* WHAT THE TASK REQUIRES: Word for word, set down the records and skip each picture.
++++ GIVEN ENTRIES ++++
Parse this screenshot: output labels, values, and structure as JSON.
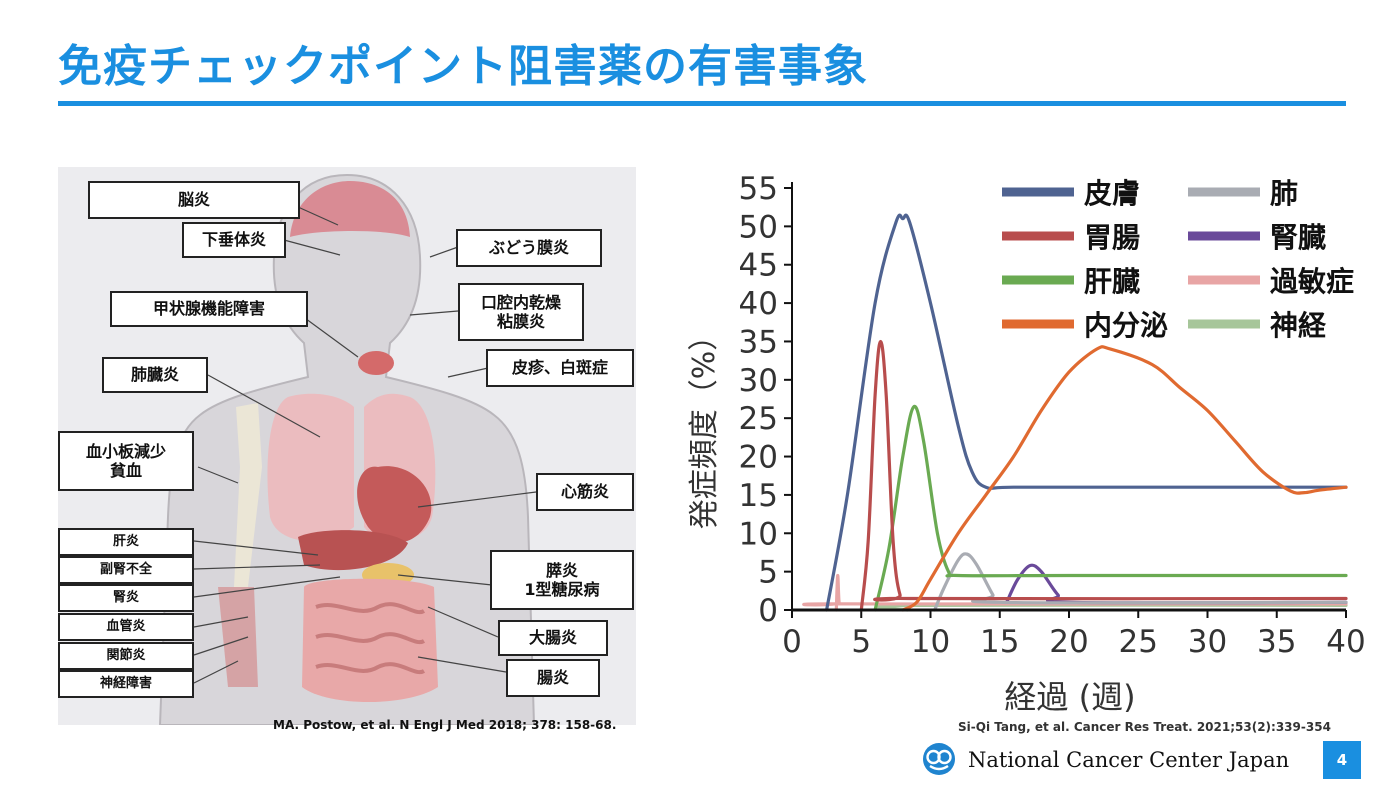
{
  "slide": {
    "title": "免疫チェックポイント阻害薬の有害事象",
    "page_number": "4",
    "footer_org": "National Cancer Center Japan",
    "left_citation": "MA. Postow, et al. N Engl J Med 2018; 378: 158-68.",
    "right_citation": "Si-Qi Tang, et al. Cancer Res Treat. 2021;53(2):339-354",
    "accent_color": "#1a8fe0",
    "logo_icon": "ncc-logo-icon"
  },
  "body_figure": {
    "illustration": "human-anatomy-illustration",
    "labels": [
      "脳炎",
      "下垂体炎",
      "ぶどう膜炎",
      "甲状腺機能障害",
      "口腔内乾燥\n粘膜炎",
      "皮疹、白斑症",
      "肺臓炎",
      "血小板減少\n貧血",
      "心筋炎",
      "肝炎",
      "副腎不全",
      "腎炎",
      "血管炎",
      "関節炎",
      "神経障害",
      "膵炎\n1型糖尿病",
      "大腸炎",
      "腸炎"
    ]
  },
  "chart_data": {
    "type": "line",
    "xlabel": "経過 (週)",
    "ylabel": "発症頻度（%）",
    "xlim": [
      0,
      40
    ],
    "ylim": [
      0,
      55
    ],
    "xticks": [
      0,
      5,
      10,
      15,
      20,
      25,
      30,
      35,
      40
    ],
    "yticks": [
      0,
      5,
      10,
      15,
      20,
      25,
      30,
      35,
      40,
      45,
      50,
      55
    ],
    "grid": false,
    "legend_position": "top-right",
    "series": [
      {
        "name": "皮膚",
        "color": "#4f6391",
        "points": [
          [
            2.5,
            0
          ],
          [
            4,
            15
          ],
          [
            6,
            40
          ],
          [
            7.5,
            50.5
          ],
          [
            8,
            51
          ],
          [
            8.5,
            50.5
          ],
          [
            10,
            40
          ],
          [
            12,
            24
          ],
          [
            13,
            18
          ],
          [
            14,
            16
          ],
          [
            16,
            16
          ],
          [
            25,
            16
          ],
          [
            35,
            16
          ],
          [
            40,
            16
          ]
        ]
      },
      {
        "name": "胃腸",
        "color": "#b84d4d",
        "points": [
          [
            5,
            0
          ],
          [
            5.5,
            9
          ],
          [
            6,
            28
          ],
          [
            6.4,
            35
          ],
          [
            6.8,
            28
          ],
          [
            7.3,
            9
          ],
          [
            7.8,
            2
          ],
          [
            8.5,
            1.5
          ],
          [
            40,
            1.5
          ]
        ]
      },
      {
        "name": "肝臓",
        "color": "#6aaa52",
        "points": [
          [
            6,
            0
          ],
          [
            7,
            8
          ],
          [
            8,
            20
          ],
          [
            8.8,
            26.5
          ],
          [
            9.5,
            22
          ],
          [
            10.5,
            10
          ],
          [
            11.3,
            5
          ],
          [
            12,
            4.5
          ],
          [
            20,
            4.5
          ],
          [
            40,
            4.5
          ]
        ]
      },
      {
        "name": "内分泌",
        "color": "#e06a30",
        "points": [
          [
            8,
            0
          ],
          [
            9,
            1
          ],
          [
            10,
            4
          ],
          [
            12,
            10
          ],
          [
            14,
            15
          ],
          [
            16,
            20
          ],
          [
            18,
            26
          ],
          [
            20,
            31
          ],
          [
            22,
            34
          ],
          [
            23,
            34
          ],
          [
            26,
            32
          ],
          [
            28,
            29
          ],
          [
            30,
            26
          ],
          [
            32,
            22
          ],
          [
            34,
            18
          ],
          [
            36,
            15.5
          ],
          [
            37,
            15.3
          ],
          [
            38,
            15.6
          ],
          [
            40,
            16
          ]
        ]
      },
      {
        "name": "肺",
        "color": "#a9acb3",
        "points": [
          [
            10.3,
            0
          ],
          [
            11,
            3
          ],
          [
            12,
            6.5
          ],
          [
            12.6,
            7.3
          ],
          [
            13.3,
            6
          ],
          [
            14.5,
            2
          ],
          [
            15,
            1
          ],
          [
            40,
            1
          ]
        ]
      },
      {
        "name": "腎臓",
        "color": "#6a4a9a",
        "points": [
          [
            15.5,
            1
          ],
          [
            16.3,
            4
          ],
          [
            17.2,
            5.8
          ],
          [
            18,
            5
          ],
          [
            19.2,
            2
          ],
          [
            20.2,
            1
          ],
          [
            40,
            1
          ]
        ]
      },
      {
        "name": "過敏症",
        "color": "#e8a5a5",
        "points": [
          [
            3.2,
            0
          ],
          [
            3.3,
            4.5
          ],
          [
            3.4,
            1
          ],
          [
            3.6,
            0.8
          ],
          [
            40,
            0.8
          ]
        ]
      },
      {
        "name": "神経",
        "color": "#a7c69a",
        "points": [
          [
            8.3,
            0
          ],
          [
            8.6,
            0.6
          ],
          [
            40,
            0.6
          ]
        ]
      }
    ]
  }
}
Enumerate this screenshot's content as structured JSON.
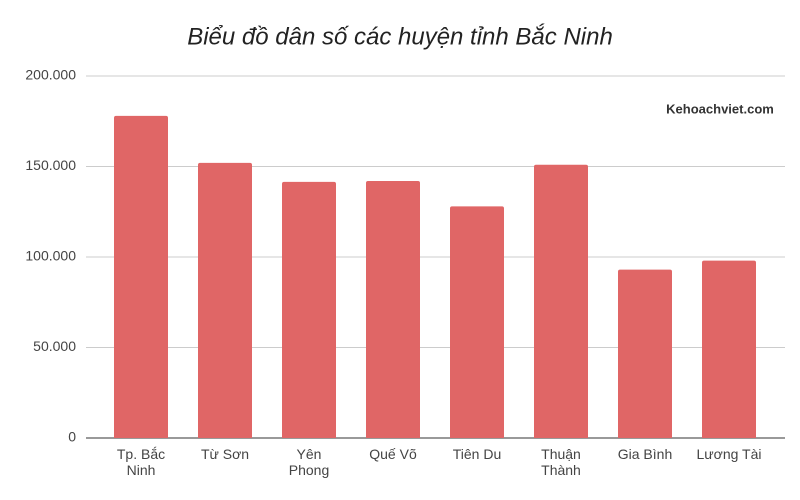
++++
* EXERCISE SOLUTION:
Parse this screenshot: output labels, values, and structure as JSON.
{
  "slide": {
    "title": "免疫チェックポイント阻害薬の有害事象",
    "page_number": "4",
    "footer_org": "National Cancer Center Japan",
    "left_citation": "MA. Postow, et al. N Engl J Med 2018; 378: 158-68.",
    "right_citation": "Si-Qi Tang, et al. Cancer Res Treat. 2021;53(2):339-354",
    "accent_color": "#1a8fe0",
    "logo_icon": "ncc-logo-icon"
  },
  "body_figure": {
    "illustration": "human-anatomy-illustration",
    "labels": [
      "脳炎",
      "下垂体炎",
      "ぶどう膜炎",
      "甲状腺機能障害",
      "口腔内乾燥\n粘膜炎",
      "皮疹、白斑症",
      "肺臓炎",
      "血小板減少\n貧血",
      "心筋炎",
      "肝炎",
      "副腎不全",
      "腎炎",
      "血管炎",
      "関節炎",
      "神経障害",
      "膵炎\n1型糖尿病",
      "大腸炎",
      "腸炎"
    ]
  },
  "chart_data": {
    "type": "line",
    "xlabel": "経過 (週)",
    "ylabel": "発症頻度（%）",
    "xlim": [
      0,
      40
    ],
    "ylim": [
      0,
      55
    ],
    "xticks": [
      0,
      5,
      10,
      15,
      20,
      25,
      30,
      35,
      40
    ],
    "yticks": [
      0,
      5,
      10,
      15,
      20,
      25,
      30,
      35,
      40,
      45,
      50,
      55
    ],
    "grid": false,
    "legend_position": "top-right",
    "series": [
      {
        "name": "皮膚",
        "color": "#4f6391",
        "points": [
          [
            2.5,
            0
          ],
          [
            4,
            15
          ],
          [
            6,
            40
          ],
          [
            7.5,
            50.5
          ],
          [
            8,
            51
          ],
          [
            8.5,
            50.5
          ],
          [
            10,
            40
          ],
          [
            12,
            24
          ],
          [
            13,
            18
          ],
          [
            14,
            16
          ],
          [
            16,
            16
          ],
          [
            25,
            16
          ],
          [
            35,
            16
          ],
          [
            40,
            16
          ]
        ]
      },
      {
        "name": "胃腸",
        "color": "#b84d4d",
        "points": [
          [
            5,
            0
          ],
          [
            5.5,
            9
          ],
          [
            6,
            28
          ],
          [
            6.4,
            35
          ],
          [
            6.8,
            28
          ],
          [
            7.3,
            9
          ],
          [
            7.8,
            2
          ],
          [
            8.5,
            1.5
          ],
          [
            40,
            1.5
          ]
        ]
      },
      {
        "name": "肝臓",
        "color": "#6aaa52",
        "points": [
          [
            6,
            0
          ],
          [
            7,
            8
          ],
          [
            8,
            20
          ],
          [
            8.8,
            26.5
          ],
          [
            9.5,
            22
          ],
          [
            10.5,
            10
          ],
          [
            11.3,
            5
          ],
          [
            12,
            4.5
          ],
          [
            20,
            4.5
          ],
          [
            40,
            4.5
          ]
        ]
      },
      {
        "name": "内分泌",
        "color": "#e06a30",
        "points": [
          [
            8,
            0
          ],
          [
            9,
            1
          ],
          [
            10,
            4
          ],
          [
            12,
            10
          ],
          [
            14,
            15
          ],
          [
            16,
            20
          ],
          [
            18,
            26
          ],
          [
            20,
            31
          ],
          [
            22,
            34
          ],
          [
            23,
            34
          ],
          [
            26,
            32
          ],
          [
            28,
            29
          ],
          [
            30,
            26
          ],
          [
            32,
            22
          ],
          [
            34,
            18
          ],
          [
            36,
            15.5
          ],
          [
            37,
            15.3
          ],
          [
            38,
            15.6
          ],
          [
            40,
            16
          ]
        ]
      },
      {
        "name": "肺",
        "color": "#a9acb3",
        "points": [
          [
            10.3,
            0
          ],
          [
            11,
            3
          ],
          [
            12,
            6.5
          ],
          [
            12.6,
            7.3
          ],
          [
            13.3,
            6
          ],
          [
            14.5,
            2
          ],
          [
            15,
            1
          ],
          [
            40,
            1
          ]
        ]
      },
      {
        "name": "腎臓",
        "color": "#6a4a9a",
        "points": [
          [
            15.5,
            1
          ],
          [
            16.3,
            4
          ],
          [
            17.2,
            5.8
          ],
          [
            18,
            5
          ],
          [
            19.2,
            2
          ],
          [
            20.2,
            1
          ],
          [
            40,
            1
          ]
        ]
      },
      {
        "name": "過敏症",
        "color": "#e8a5a5",
        "points": [
          [
            3.2,
            0
          ],
          [
            3.3,
            4.5
          ],
          [
            3.4,
            1
          ],
          [
            3.6,
            0.8
          ],
          [
            40,
            0.8
          ]
        ]
      },
      {
        "name": "神経",
        "color": "#a7c69a",
        "points": [
          [
            8.3,
            0
          ],
          [
            8.6,
            0.6
          ],
          [
            40,
            0.6
          ]
        ]
      }
    ]
  }
}
Enumerate this screenshot's content as structured JSON.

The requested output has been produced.